» **Stored records**
□ □ □
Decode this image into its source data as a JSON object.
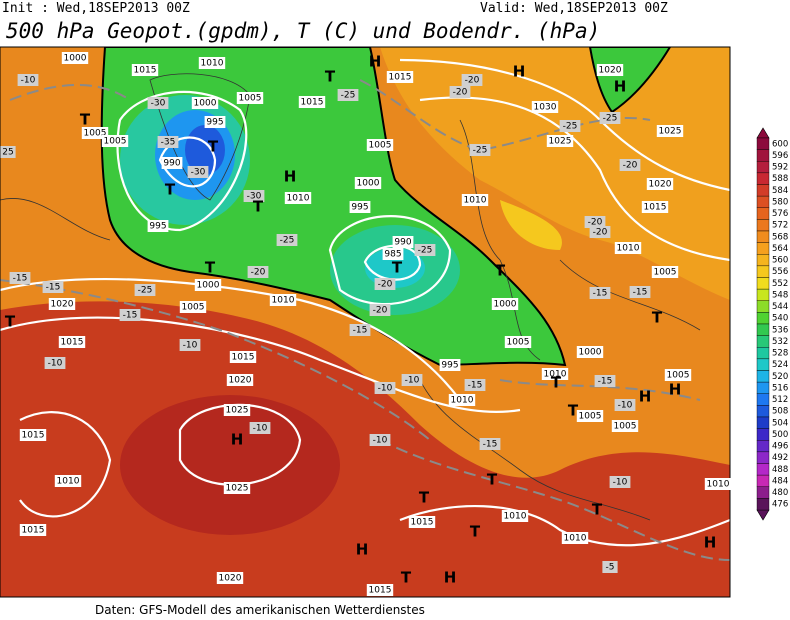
{
  "header": {
    "init": "Init : Wed,18SEP2013 00Z",
    "valid": "Valid: Wed,18SEP2013 00Z",
    "title": "500 hPa Geopot.(gpdm), T (C) und Bodendr. (hPa)"
  },
  "footer": "Daten: GFS-Modell des amerikanischen Wetterdienstes",
  "colorbar": {
    "values": [
      600,
      596,
      592,
      588,
      584,
      580,
      576,
      572,
      568,
      564,
      560,
      556,
      552,
      548,
      544,
      540,
      536,
      532,
      528,
      524,
      520,
      516,
      512,
      508,
      504,
      500,
      496,
      492,
      488,
      484,
      480,
      476
    ],
    "colors": [
      "#8c0a3c",
      "#a0143c",
      "#b41e3c",
      "#c82832",
      "#d23c28",
      "#dc5023",
      "#e6641e",
      "#eb781e",
      "#f08c1e",
      "#f5a01e",
      "#f5b41e",
      "#f5c81e",
      "#f0dc1e",
      "#c8e61e",
      "#8cdc28",
      "#50d232",
      "#32c850",
      "#28c878",
      "#1ec8a0",
      "#1ec8c8",
      "#1eb4e6",
      "#1e96f0",
      "#1e78f0",
      "#1e5adc",
      "#1e3cc8",
      "#3c28c8",
      "#6428c8",
      "#8c28c8",
      "#b428c8",
      "#c828b4",
      "#8c1e8c",
      "#5a145a"
    ]
  },
  "isobar_labels": [
    "1000",
    "1015",
    "1010",
    "1000",
    "995",
    "1005",
    "1005",
    "1005",
    "990",
    "995",
    "1015",
    "1005",
    "1000",
    "1010",
    "1010",
    "995",
    "990",
    "985",
    "1000",
    "1005",
    "1010",
    "1020",
    "1015",
    "1015",
    "1020",
    "1025",
    "1025",
    "1015",
    "1010",
    "1015",
    "1020",
    "1015",
    "1030",
    "1025",
    "1020",
    "1025",
    "1020",
    "1015",
    "1010",
    "1005",
    "1000",
    "995",
    "1005",
    "1000",
    "1010",
    "1010",
    "1005",
    "1005",
    "1005",
    "1010",
    "1010",
    "1015",
    "1015",
    "1010"
  ],
  "temperature_labels": [
    "-10",
    "-30",
    "-35",
    "-30",
    "-25",
    "-30",
    "-25",
    "-20",
    "-25",
    "-15",
    "-15",
    "-15",
    "-10",
    "-10",
    "-20",
    "-20",
    "-25",
    "-15",
    "-10",
    "-10",
    "-10",
    "-10",
    "-15",
    "-15",
    "-20",
    "-20",
    "-25",
    "-25",
    "-25",
    "-20",
    "-20",
    "-20",
    "-15",
    "-15",
    "-15",
    "-10",
    "-10",
    "-5",
    "25"
  ],
  "pressure_centers": [
    "H",
    "T",
    "T",
    "T",
    "T",
    "H",
    "T",
    "T",
    "T",
    "T",
    "T",
    "H",
    "H",
    "T",
    "T",
    "T",
    "H",
    "H",
    "H",
    "T",
    "T",
    "T",
    "T",
    "H",
    "H",
    "T",
    "H"
  ]
}
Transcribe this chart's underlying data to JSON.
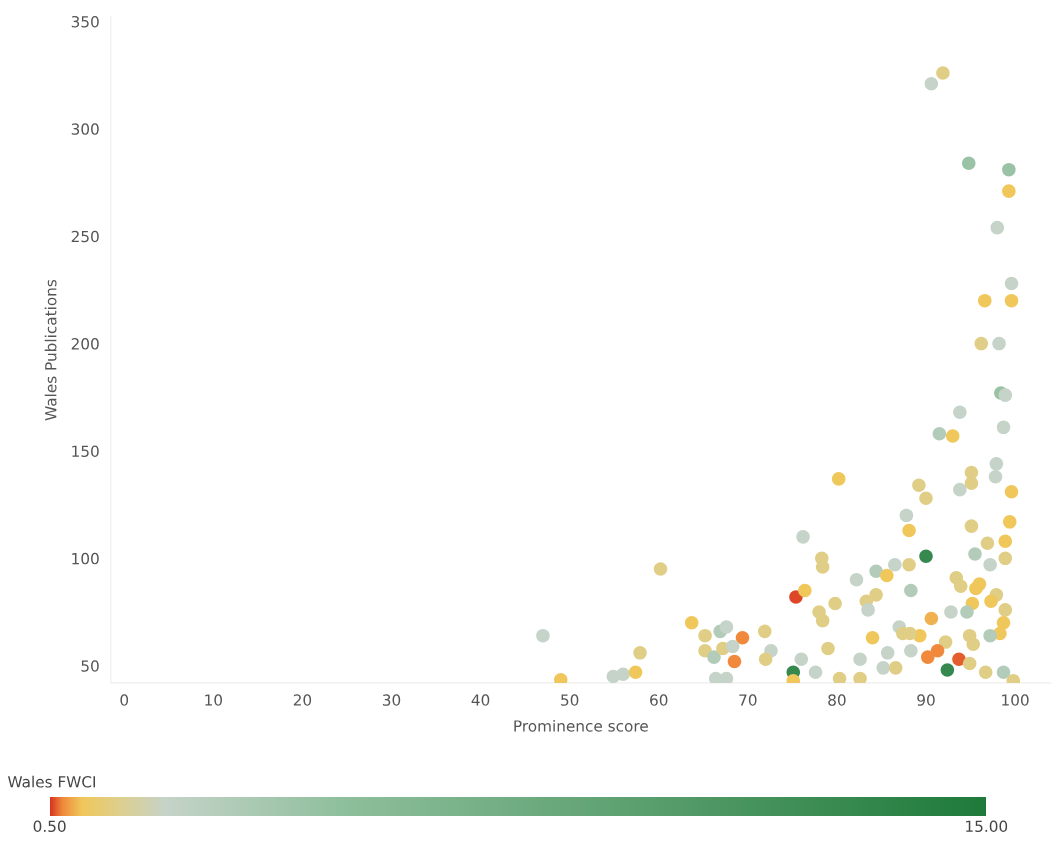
{
  "chart_data": {
    "type": "scatter",
    "xlabel": "Prominence score",
    "ylabel": "Wales Publications",
    "clabel": "Wales FWCI",
    "xlim": [
      -1.5,
      104
    ],
    "xticks": [
      0,
      10,
      20,
      30,
      40,
      50,
      60,
      70,
      80,
      90,
      100
    ],
    "ylim": [
      42,
      352
    ],
    "yticks": [
      50,
      100,
      150,
      200,
      250,
      300,
      350
    ],
    "clim": [
      0.5,
      15
    ],
    "cticks": [
      {
        "value": 0.5,
        "label": "0.50"
      },
      {
        "value": 15,
        "label": "15.00"
      }
    ],
    "grid": false,
    "marker": "circle",
    "series": [
      {
        "x": [
          91.9,
          90.6,
          94.8,
          99.3,
          99.3,
          98.0,
          99.6,
          96.6,
          99.6,
          96.2,
          98.2,
          98.4,
          98.9,
          93.8,
          98.7,
          91.5,
          93.0,
          97.9,
          95.1,
          95.1,
          97.8,
          80.2,
          89.2,
          90.0,
          93.8,
          99.6,
          87.8,
          88.1,
          99.4,
          95.1,
          76.2,
          96.9,
          98.9,
          90.0,
          95.5,
          98.9,
          78.3,
          78.4,
          97.2,
          86.5,
          88.1,
          84.4,
          85.6,
          82.2,
          93.4,
          93.9,
          95.6,
          96.0,
          95.2,
          97.9,
          98.9,
          83.3,
          84.4,
          83.5,
          88.3,
          75.4,
          76.4,
          79.8,
          78.0,
          78.4,
          97.3,
          92.8,
          94.6,
          90.6,
          98.7,
          98.3,
          87.0,
          87.4,
          89.3,
          88.2,
          84.0,
          97.2,
          94.9,
          95.3,
          71.9,
          69.4,
          92.2,
          91.3,
          90.2,
          93.7,
          72.6,
          72.0,
          79.0,
          88.3,
          76.0,
          82.6,
          85.7,
          85.2,
          86.6,
          92.4,
          75.1,
          77.6,
          98.7,
          96.7,
          94.9,
          75.1,
          80.3,
          82.6,
          99.8,
          60.2,
          47.0,
          49.0,
          54.9,
          56.0,
          57.4,
          57.9,
          63.7,
          65.2,
          66.9,
          67.6,
          65.2,
          66.2,
          67.2,
          68.3,
          68.5,
          66.4,
          67.6
        ],
        "values": [
          326,
          321,
          284,
          281,
          271,
          254,
          228,
          220,
          220,
          200,
          200,
          177,
          176,
          168,
          161,
          158,
          157,
          144,
          140,
          135,
          138,
          137,
          134,
          128,
          132,
          131,
          120,
          113,
          117,
          115,
          110,
          107,
          108,
          101,
          102,
          100,
          100,
          96,
          97,
          97,
          97,
          94,
          92,
          90,
          91,
          87,
          86,
          88,
          79,
          83,
          76,
          80,
          83,
          76,
          85,
          82,
          85,
          79,
          75,
          71,
          80,
          75,
          75,
          72,
          70,
          65,
          68,
          65,
          64,
          65,
          63,
          64,
          64,
          60,
          66,
          63,
          61,
          57,
          54,
          53,
          57,
          53,
          58,
          57,
          53,
          53,
          56,
          49,
          49,
          48,
          47,
          47,
          47,
          47,
          51,
          43,
          44,
          44,
          43,
          95,
          64,
          43.5,
          45,
          46,
          47,
          56,
          70,
          64,
          66,
          68,
          57,
          54,
          58,
          59,
          52,
          44,
          44
        ],
        "cvalues": [
          1.5,
          2.3,
          4.5,
          4.5,
          1.0,
          2.3,
          2.3,
          1.0,
          1.0,
          1.5,
          2.3,
          4.5,
          2.3,
          2.3,
          2.3,
          3.2,
          1.0,
          2.3,
          1.5,
          1.5,
          2.3,
          1.0,
          1.5,
          1.5,
          2.3,
          1.0,
          2.3,
          1.0,
          1.0,
          1.5,
          2.3,
          1.5,
          1.0,
          13,
          3.2,
          1.5,
          1.5,
          1.5,
          2.3,
          2.3,
          1.5,
          3.2,
          1.0,
          2.3,
          1.5,
          1.5,
          1.0,
          1.0,
          1.0,
          1.5,
          1.5,
          1.5,
          1.5,
          2.3,
          3.2,
          0.55,
          1.0,
          1.5,
          1.5,
          1.5,
          1.0,
          2.3,
          3.2,
          0.9,
          1.0,
          1.0,
          2.3,
          1.5,
          1.0,
          1.5,
          1.0,
          3.2,
          1.5,
          1.5,
          1.5,
          0.7,
          1.5,
          0.7,
          0.7,
          0.6,
          2.3,
          1.5,
          1.5,
          2.3,
          2.3,
          2.3,
          2.3,
          2.3,
          1.5,
          13,
          13,
          2.3,
          3.2,
          1.5,
          1.5,
          1.0,
          1.5,
          1.5,
          1.5,
          1.5,
          2.3,
          1.0,
          2.3,
          2.3,
          1.0,
          1.5,
          1.0,
          1.5,
          3.2,
          2.3,
          1.5,
          3.2,
          1.5,
          2.3,
          0.7,
          2.3,
          2.3
        ]
      }
    ]
  }
}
□ □ □
» **Stated exercise**
Check all the records above and select each line where the string "Wales" is found.

» **Result below**
    "ylabel": "Wales Publications",
    "clabel": "Wales FWCI",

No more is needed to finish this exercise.